> [Goal]: Spot each line in the records below where the word "当比赛局数为" occurs, then copy it.
[Start of Input rows]
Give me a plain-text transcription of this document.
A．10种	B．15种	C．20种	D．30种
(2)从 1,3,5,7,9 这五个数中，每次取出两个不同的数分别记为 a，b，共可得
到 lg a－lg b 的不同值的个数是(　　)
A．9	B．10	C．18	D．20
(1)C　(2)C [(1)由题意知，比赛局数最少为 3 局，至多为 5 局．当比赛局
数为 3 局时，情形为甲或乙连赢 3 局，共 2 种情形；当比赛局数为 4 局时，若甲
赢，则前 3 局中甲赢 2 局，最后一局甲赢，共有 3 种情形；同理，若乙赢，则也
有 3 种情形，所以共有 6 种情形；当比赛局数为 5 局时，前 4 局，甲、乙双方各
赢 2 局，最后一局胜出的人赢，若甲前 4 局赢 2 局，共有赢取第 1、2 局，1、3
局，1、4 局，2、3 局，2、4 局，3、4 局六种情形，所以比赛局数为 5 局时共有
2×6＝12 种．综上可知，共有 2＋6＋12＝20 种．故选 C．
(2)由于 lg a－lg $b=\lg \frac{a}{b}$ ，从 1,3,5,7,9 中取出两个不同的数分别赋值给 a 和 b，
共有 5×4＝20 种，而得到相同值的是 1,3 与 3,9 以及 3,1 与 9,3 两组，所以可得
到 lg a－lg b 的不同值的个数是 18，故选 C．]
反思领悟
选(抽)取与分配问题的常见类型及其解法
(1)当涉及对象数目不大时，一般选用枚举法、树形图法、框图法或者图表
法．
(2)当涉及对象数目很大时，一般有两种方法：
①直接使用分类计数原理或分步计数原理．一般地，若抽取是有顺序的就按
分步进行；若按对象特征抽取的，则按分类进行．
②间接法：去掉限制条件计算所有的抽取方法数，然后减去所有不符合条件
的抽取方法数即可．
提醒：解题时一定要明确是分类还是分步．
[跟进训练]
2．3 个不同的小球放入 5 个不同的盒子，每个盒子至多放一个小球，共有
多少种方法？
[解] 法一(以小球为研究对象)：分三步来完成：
[End of Input rows]
> [The result]:
数为 3 局时，情形为甲或乙连赢 3 局，共 2 种情形；当比赛局数为 4 局时，若甲
有 3 种情形，所以共有 6 种情形；当比赛局数为 5 局时，前 4 局，甲、乙双方各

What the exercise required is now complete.